| TASK PROMPT |
Extract the complete data exactly as given.

| WORKING DATA |
— Begin —

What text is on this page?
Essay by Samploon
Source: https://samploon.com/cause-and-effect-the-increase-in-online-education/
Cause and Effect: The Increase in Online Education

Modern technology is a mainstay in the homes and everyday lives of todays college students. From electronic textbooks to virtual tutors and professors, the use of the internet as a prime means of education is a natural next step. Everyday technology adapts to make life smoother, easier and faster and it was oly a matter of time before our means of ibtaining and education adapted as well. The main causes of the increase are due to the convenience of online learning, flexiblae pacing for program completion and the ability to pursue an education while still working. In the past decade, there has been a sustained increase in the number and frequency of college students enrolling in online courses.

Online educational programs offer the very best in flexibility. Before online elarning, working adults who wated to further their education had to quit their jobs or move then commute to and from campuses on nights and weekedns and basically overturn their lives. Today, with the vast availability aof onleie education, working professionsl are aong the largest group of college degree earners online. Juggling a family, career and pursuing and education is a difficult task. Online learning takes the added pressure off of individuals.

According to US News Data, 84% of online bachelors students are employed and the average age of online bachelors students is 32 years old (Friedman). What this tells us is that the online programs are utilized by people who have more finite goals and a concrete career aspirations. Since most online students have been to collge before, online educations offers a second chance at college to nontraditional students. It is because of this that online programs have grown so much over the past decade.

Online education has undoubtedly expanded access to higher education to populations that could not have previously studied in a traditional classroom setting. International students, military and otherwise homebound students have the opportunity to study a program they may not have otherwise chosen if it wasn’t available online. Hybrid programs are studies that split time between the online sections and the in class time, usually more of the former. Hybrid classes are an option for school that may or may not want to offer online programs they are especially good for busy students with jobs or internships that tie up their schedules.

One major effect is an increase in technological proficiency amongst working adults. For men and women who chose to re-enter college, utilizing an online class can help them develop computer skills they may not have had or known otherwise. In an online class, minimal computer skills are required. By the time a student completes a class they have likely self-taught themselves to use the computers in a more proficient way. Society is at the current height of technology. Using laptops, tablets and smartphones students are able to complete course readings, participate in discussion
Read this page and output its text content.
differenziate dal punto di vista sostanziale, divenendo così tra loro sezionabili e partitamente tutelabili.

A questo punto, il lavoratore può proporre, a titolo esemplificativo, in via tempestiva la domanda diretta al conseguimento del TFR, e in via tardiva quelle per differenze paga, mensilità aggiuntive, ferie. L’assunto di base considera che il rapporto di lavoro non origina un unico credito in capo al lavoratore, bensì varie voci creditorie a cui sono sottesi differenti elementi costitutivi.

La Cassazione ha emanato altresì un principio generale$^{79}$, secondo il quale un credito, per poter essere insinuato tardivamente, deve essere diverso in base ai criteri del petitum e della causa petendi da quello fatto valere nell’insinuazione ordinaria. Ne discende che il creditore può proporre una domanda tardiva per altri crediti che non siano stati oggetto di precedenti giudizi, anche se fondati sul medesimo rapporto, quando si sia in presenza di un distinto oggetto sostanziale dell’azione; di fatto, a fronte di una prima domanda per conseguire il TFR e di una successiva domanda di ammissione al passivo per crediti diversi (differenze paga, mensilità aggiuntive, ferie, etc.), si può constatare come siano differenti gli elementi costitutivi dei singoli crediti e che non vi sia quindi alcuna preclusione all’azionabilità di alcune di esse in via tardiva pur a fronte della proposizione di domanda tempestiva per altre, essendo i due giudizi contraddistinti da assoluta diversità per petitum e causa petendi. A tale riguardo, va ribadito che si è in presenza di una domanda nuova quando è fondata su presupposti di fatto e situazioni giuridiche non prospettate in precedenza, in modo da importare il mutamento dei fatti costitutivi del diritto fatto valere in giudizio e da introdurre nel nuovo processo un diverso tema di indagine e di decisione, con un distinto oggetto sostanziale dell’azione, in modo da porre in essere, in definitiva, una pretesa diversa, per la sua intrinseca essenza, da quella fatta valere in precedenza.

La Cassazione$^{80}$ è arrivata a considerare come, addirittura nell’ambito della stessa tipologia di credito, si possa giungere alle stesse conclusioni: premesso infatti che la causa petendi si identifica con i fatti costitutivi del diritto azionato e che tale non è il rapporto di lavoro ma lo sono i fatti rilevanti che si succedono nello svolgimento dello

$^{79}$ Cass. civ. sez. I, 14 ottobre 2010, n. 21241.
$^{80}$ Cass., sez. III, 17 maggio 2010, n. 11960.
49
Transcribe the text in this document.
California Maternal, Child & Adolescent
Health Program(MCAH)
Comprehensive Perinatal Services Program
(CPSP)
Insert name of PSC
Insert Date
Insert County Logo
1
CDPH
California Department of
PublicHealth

— End —

| FINAL RESULT |
What text is on this page?
Essay by Samploon
Source: https://samploon.com/cause-and-effect-the-increase-in-online-education/
Cause and Effect: The Increase in Online Education

Modern technology is a mainstay in the homes and everyday lives of todays college students. From electronic textbooks to virtual tutors and professors, the use of the internet as a prime means of education is a natural next step. Everyday technology adapts to make life smoother, easier and faster and it was oly a matter of time before our means of ibtaining and education adapted as well. The main causes of the increase are due to the convenience of online learning, flexiblae pacing for program completion and the ability to pursue an education while still working. In the past decade, there has been a sustained increase in the number and frequency of college students enrolling in online courses.

Online educational programs offer the very best in flexibility. Before online elarning, working adults who wated to further their education had to quit their jobs or move then commute to and from campuses on nights and weekedns and basically overturn their lives. Today, with the vast availability aof onleie education, working professionsl are aong the largest group of college degree earners online. Juggling a family, career and pursuing and education is a difficult task. Online learning takes the added pressure off of individuals.

According to US News Data, 84% of online bachelors students are employed and the average age of online bachelors students is 32 years old (Friedman). What this tells us is that the online programs are utilized by people who have more finite goals and a concrete career aspirations. Since most online students have been to collge before, online educations offers a second chance at college to nontraditional students. It is because of this that online programs have grown so much over the past decade.

Online education has undoubtedly expanded access to higher education to populations that could not have previously studied in a traditional classroom setting. International students, military and otherwise homebound students have the opportunity to study a program they may not have otherwise chosen if it wasn’t available online. Hybrid programs are studies that split time between the online sections and the in class time, usually more of the former. Hybrid classes are an option for school that may or may not want to offer online programs they are especially good for busy students with jobs or internships that tie up their schedules.

One major effect is an increase in technological proficiency amongst working adults. For men and women who chose to re-enter college, utilizing an online class can help them develop computer skills they may not have had or known otherwise. In an online class, minimal computer skills are required. By the time a student completes a class they have likely self-taught themselves to use the computers in a more proficient way. Society is at the current height of technology. Using laptops, tablets and smartphones students are able to complete course readings, participate in discussion
Read this page and output its text content.
differenziate dal punto di vista sostanziale, divenendo così tra loro sezionabili e partitamente tutelabili.

A questo punto, il lavoratore può proporre, a titolo esemplificativo, in via tempestiva la domanda diretta al conseguimento del TFR, e in via tardiva quelle per differenze paga, mensilità aggiuntive, ferie. L’assunto di base considera che il rapporto di lavoro non origina un unico credito in capo al lavoratore, bensì varie voci creditorie a cui sono sottesi differenti elementi costitutivi.

La Cassazione ha emanato altresì un principio generale$^{79}$, secondo il quale un credito, per poter essere insinuato tardivamente, deve essere diverso in base ai criteri del petitum e della causa petendi da quello fatto valere nell’insinuazione ordinaria. Ne discende che il creditore può proporre una domanda tardiva per altri crediti che non siano stati oggetto di precedenti giudizi, anche se fondati sul medesimo rapporto, quando si sia in presenza di un distinto oggetto sostanziale dell’azione; di fatto, a fronte di una prima domanda per conseguire il TFR e di una successiva domanda di ammissione al passivo per crediti diversi (differenze paga, mensilità aggiuntive, ferie, etc.), si può constatare come siano differenti gli elementi costitutivi dei singoli crediti e che non vi sia quindi alcuna preclusione all’azionabilità di alcune di esse in via tardiva pur a fronte della proposizione di domanda tempestiva per altre, essendo i due giudizi contraddistinti da assoluta diversità per petitum e causa petendi. A tale riguardo, va ribadito che si è in presenza di una domanda nuova quando è fondata su presupposti di fatto e situazioni giuridiche non prospettate in precedenza, in modo da importare il mutamento dei fatti costitutivi del diritto fatto valere in giudizio e da introdurre nel nuovo processo un diverso tema di indagine e di decisione, con un distinto oggetto sostanziale dell’azione, in modo da porre in essere, in definitiva, una pretesa diversa, per la sua intrinseca essenza, da quella fatta valere in precedenza.

La Cassazione$^{80}$ è arrivata a considerare come, addirittura nell’ambito della stessa tipologia di credito, si possa giungere alle stesse conclusioni: premesso infatti che la causa petendi si identifica con i fatti costitutivi del diritto azionato e che tale non è il rapporto di lavoro ma lo sono i fatti rilevanti che si succedono nello svolgimento dello

$^{79}$ Cass. civ. sez. I, 14 ottobre 2010, n. 21241.
$^{80}$ Cass., sez. III, 17 maggio 2010, n. 11960.
49
Transcribe the text in this document.
California Maternal, Child & Adolescent
Health Program(MCAH)
Comprehensive Perinatal Services Program
(CPSP)
Insert name of PSC
Insert Date
Insert County Logo
1
CDPH
California Department of
PublicHealth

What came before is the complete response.